----- Angezeigte Daten

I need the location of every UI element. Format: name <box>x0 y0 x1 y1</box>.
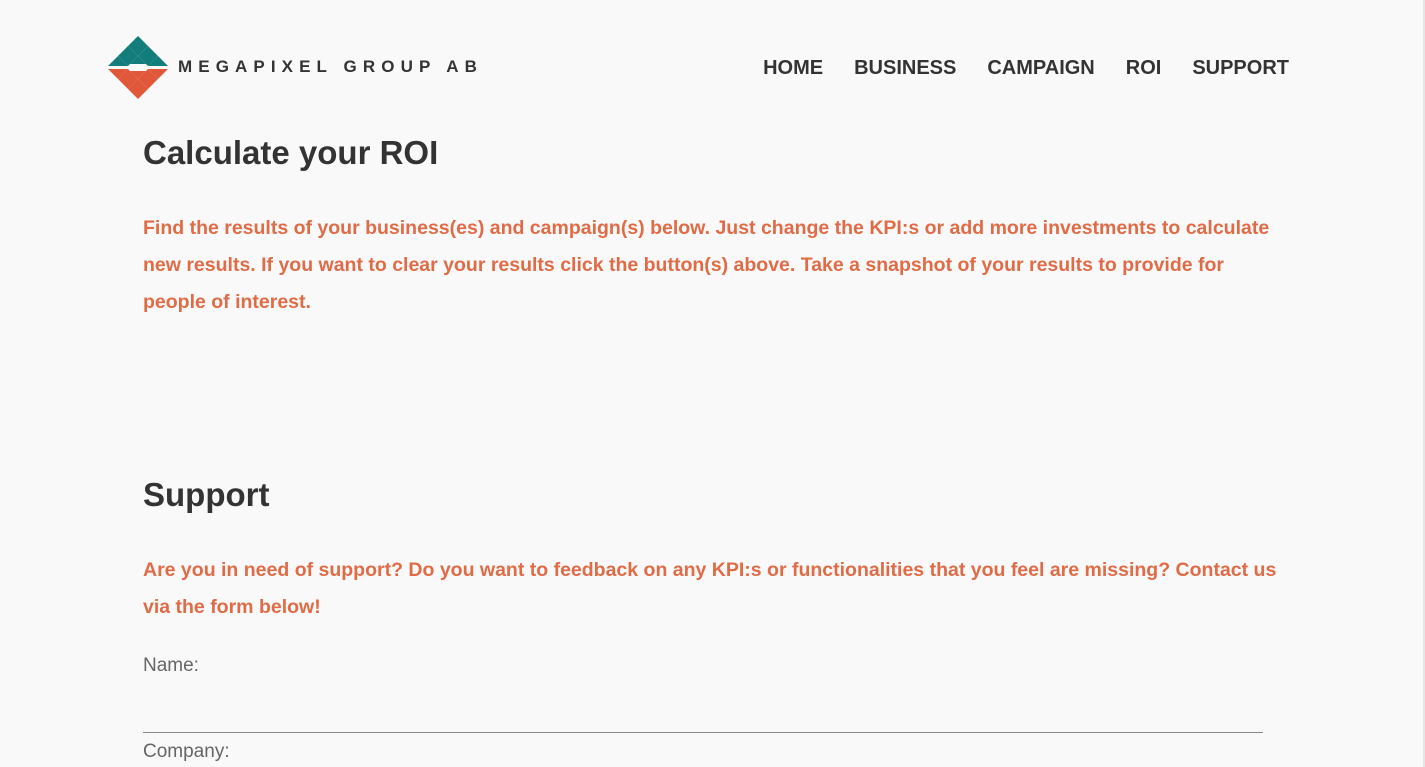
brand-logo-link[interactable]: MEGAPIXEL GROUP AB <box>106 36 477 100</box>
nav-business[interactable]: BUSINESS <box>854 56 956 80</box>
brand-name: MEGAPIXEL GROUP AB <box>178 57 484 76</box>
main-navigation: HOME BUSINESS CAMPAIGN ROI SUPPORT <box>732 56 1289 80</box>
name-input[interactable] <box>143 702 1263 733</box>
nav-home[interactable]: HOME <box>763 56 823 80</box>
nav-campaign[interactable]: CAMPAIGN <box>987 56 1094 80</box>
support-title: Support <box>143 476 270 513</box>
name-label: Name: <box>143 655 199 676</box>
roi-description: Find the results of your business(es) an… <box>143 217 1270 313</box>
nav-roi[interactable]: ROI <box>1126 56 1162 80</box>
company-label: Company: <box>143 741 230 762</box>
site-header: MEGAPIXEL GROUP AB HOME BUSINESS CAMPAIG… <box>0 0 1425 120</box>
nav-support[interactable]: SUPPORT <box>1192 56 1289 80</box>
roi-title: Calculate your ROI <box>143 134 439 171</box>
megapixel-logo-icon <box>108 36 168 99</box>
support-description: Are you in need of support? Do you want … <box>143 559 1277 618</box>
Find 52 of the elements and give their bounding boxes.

----------
----- Angezeigte Daten

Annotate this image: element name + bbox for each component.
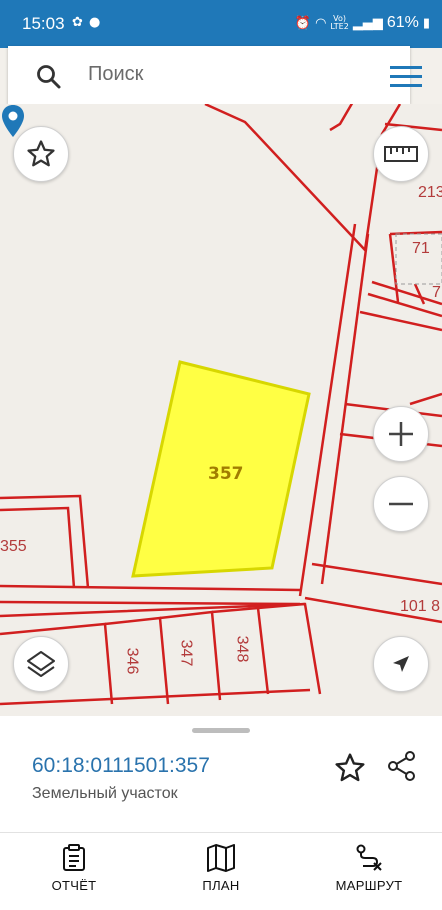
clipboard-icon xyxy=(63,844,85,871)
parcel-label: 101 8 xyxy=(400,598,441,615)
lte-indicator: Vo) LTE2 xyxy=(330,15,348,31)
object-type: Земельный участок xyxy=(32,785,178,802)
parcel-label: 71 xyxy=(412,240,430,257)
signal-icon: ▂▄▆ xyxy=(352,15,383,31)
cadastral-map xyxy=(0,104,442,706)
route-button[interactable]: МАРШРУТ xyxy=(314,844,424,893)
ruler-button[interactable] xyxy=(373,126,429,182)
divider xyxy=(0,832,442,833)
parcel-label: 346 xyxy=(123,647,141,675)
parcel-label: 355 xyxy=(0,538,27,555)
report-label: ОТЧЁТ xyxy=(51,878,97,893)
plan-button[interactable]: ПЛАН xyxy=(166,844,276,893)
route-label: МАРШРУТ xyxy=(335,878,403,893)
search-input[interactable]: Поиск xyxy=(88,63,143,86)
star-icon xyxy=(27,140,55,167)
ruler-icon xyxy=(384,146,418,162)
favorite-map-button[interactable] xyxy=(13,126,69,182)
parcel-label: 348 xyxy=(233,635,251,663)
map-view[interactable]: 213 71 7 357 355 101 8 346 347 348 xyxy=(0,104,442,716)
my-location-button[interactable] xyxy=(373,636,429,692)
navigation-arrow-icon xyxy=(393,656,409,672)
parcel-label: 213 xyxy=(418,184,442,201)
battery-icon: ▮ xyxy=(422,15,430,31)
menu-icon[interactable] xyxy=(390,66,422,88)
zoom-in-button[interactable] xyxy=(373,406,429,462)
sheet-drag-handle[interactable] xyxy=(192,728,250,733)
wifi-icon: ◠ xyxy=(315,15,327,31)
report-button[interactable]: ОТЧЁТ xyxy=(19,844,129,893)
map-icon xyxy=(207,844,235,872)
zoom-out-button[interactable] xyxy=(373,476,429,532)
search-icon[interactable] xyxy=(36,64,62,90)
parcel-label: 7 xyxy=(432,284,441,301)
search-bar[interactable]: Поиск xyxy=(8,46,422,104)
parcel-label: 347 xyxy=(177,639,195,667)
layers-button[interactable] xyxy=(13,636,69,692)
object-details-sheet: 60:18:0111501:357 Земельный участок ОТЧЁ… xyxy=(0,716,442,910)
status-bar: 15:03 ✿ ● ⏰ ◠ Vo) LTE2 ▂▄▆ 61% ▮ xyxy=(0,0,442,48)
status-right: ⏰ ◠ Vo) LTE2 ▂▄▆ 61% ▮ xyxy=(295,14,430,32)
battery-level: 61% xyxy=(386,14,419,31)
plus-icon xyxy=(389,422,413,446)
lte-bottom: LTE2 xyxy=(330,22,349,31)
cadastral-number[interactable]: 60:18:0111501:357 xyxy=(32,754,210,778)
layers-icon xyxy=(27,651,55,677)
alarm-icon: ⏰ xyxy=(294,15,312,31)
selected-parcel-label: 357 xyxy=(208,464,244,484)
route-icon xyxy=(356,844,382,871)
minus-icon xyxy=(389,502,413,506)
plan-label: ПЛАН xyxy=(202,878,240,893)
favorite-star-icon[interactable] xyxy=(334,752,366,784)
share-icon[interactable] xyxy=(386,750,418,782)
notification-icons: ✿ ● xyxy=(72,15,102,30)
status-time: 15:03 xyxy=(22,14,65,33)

----------

Wandle im Material alles von der Zeile mit „clipboard-icon xyxy=(63,844,85,871)“ bis hinunter zur Zeile mit „lte-bottom: LTE2 xyxy=(330,22,349,31)“, beide eingeschlossen, in eine Markdown-Tabelle um. Sie hat die Spalten „Nr.“ für die fortlaufende Nummer und „Zeile“ für den Zeileninhalt, und Leerzeilen fallen weg.

| Nr. | Zeile |
|---|---|
| 1 | clipboard-icon xyxy=(63,844,85,871) |
| 2 | parcel-label: 101 8 xyxy=(400,598,441,615) |
| 3 | lte-indicator: Vo) LTE2 xyxy=(330,15,348,31) |
| 4 | object-type: Земельный участок xyxy=(32,785,178,802) |
| 5 | parcel-label: 71 xyxy=(412,240,430,257) |
| 6 | signal-icon: ▂▄▆ xyxy=(352,15,383,31) |
| 7 | cadastral-map xyxy=(0,104,442,706) |
| 8 | route-button[interactable]: МАРШРУТ xyxy=(314,844,424,893) |
| 9 | ruler-button[interactable] xyxy=(373,126,429,182) |
| 10 | divider xyxy=(0,832,442,833) |
| 11 | parcel-label: 346 xyxy=(123,647,141,675) |
| 12 | parcel-label: 355 xyxy=(0,538,27,555) |
| 13 | report-label: ОТЧЁТ xyxy=(51,878,97,893) |
| 14 | plan-button[interactable]: ПЛАН xyxy=(166,844,276,893) |
| 15 | route-label: МАРШРУТ xyxy=(335,878,403,893) |
| 16 | search-input[interactable]: Поиск xyxy=(88,63,143,86) |
| 17 | star-icon xyxy=(27,140,55,167) |
| 18 | ruler-icon xyxy=(384,146,418,162) |
| 19 | favorite-map-button[interactable] xyxy=(13,126,69,182) |
| 20 | parcel-label: 348 xyxy=(233,635,251,663) |
| 21 | map-view[interactable]: 213 71 7 357 355 101 8 346 347 348 xyxy=(0,104,442,716) |
| 22 | my-location-button[interactable] xyxy=(373,636,429,692) |
| 23 | navigation-arrow-icon xyxy=(393,656,409,672) |
| 24 | parcel-label: 213 xyxy=(418,184,442,201) |
| 25 | battery-icon: ▮ xyxy=(422,15,430,31) |
| 26 | menu-icon[interactable] xyxy=(390,66,422,88) |
| 27 | zoom-in-button[interactable] xyxy=(373,406,429,462) |
| 28 | sheet-drag-handle[interactable] xyxy=(192,728,250,733) |
| 29 | wifi-icon: ◠ xyxy=(315,15,327,31) |
| 30 | report-button[interactable]: ОТЧЁТ xyxy=(19,844,129,893) |
| 31 | map-icon xyxy=(207,844,235,872) |
| 32 | zoom-out-button[interactable] xyxy=(373,476,429,532) |
| 33 | search-icon[interactable] xyxy=(36,64,62,90) |
| 34 | parcel-label: 7 xyxy=(432,284,441,301) |
| 35 | search-bar[interactable]: Поиск xyxy=(8,46,422,104) |
| 36 | parcel-label: 347 xyxy=(177,639,195,667) |
| 37 | layers-button[interactable] xyxy=(13,636,69,692) |
| 38 | object-details-sheet: 60:18:0111501:357 Земельный участок ОТЧЁ… xyxy=(0,716,442,910) |
| 39 | status-bar: 15:03 ✿ ● ⏰ ◠ Vo) LTE2 ▂▄▆ 61% ▮ xyxy=(0,0,442,48) |
| 40 | status-right: ⏰ ◠ Vo) LTE2 ▂▄▆ 61% ▮ xyxy=(295,14,430,32) |
| 41 | battery-level: 61% xyxy=(386,14,419,31) |
| 42 | plus-icon xyxy=(389,422,413,446) |
| 43 | lte-bottom: LTE2 xyxy=(330,22,349,31) |